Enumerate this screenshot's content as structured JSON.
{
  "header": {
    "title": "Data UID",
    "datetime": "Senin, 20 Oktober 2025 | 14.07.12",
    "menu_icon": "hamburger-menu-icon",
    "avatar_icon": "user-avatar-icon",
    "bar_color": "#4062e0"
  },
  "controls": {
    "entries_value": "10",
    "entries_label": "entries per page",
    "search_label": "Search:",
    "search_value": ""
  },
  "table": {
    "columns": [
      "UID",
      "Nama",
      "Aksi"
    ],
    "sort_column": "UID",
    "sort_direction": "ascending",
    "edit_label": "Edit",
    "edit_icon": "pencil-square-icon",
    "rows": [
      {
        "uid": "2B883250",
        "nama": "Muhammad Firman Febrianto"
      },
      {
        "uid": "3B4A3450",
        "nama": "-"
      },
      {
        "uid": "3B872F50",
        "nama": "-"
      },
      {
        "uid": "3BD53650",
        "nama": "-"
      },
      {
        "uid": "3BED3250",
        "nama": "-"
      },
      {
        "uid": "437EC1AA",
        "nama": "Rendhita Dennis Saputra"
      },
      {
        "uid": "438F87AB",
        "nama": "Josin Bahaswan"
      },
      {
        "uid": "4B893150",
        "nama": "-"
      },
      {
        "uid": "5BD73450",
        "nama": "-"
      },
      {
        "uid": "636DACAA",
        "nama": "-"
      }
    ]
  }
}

> _REQUEST_
Make an exact copy of all the data.

> _OUTPUT FOR THIS TASK_
Enumerate this screenshot's content as structured JSON.
{
  "header": {
    "title": "Data UID",
    "datetime": "Senin, 20 Oktober 2025 | 14.07.12",
    "menu_icon": "hamburger-menu-icon",
    "avatar_icon": "user-avatar-icon",
    "bar_color": "#4062e0"
  },
  "controls": {
    "entries_value": "10",
    "entries_label": "entries per page",
    "search_label": "Search:",
    "search_value": ""
  },
  "table": {
    "columns": [
      "UID",
      "Nama",
      "Aksi"
    ],
    "sort_column": "UID",
    "sort_direction": "ascending",
    "edit_label": "Edit",
    "edit_icon": "pencil-square-icon",
    "rows": [
      {
        "uid": "2B883250",
        "nama": "Muhammad Firman Febrianto"
      },
      {
        "uid": "3B4A3450",
        "nama": "-"
      },
      {
        "uid": "3B872F50",
        "nama": "-"
      },
      {
        "uid": "3BD53650",
        "nama": "-"
      },
      {
        "uid": "3BED3250",
        "nama": "-"
      },
      {
        "uid": "437EC1AA",
        "nama": "Rendhita Dennis Saputra"
      },
      {
        "uid": "438F87AB",
        "nama": "Josin Bahaswan"
      },
      {
        "uid": "4B893150",
        "nama": "-"
      },
      {
        "uid": "5BD73450",
        "nama": "-"
      },
      {
        "uid": "636DACAA",
        "nama": "-"
      }
    ]
  }
}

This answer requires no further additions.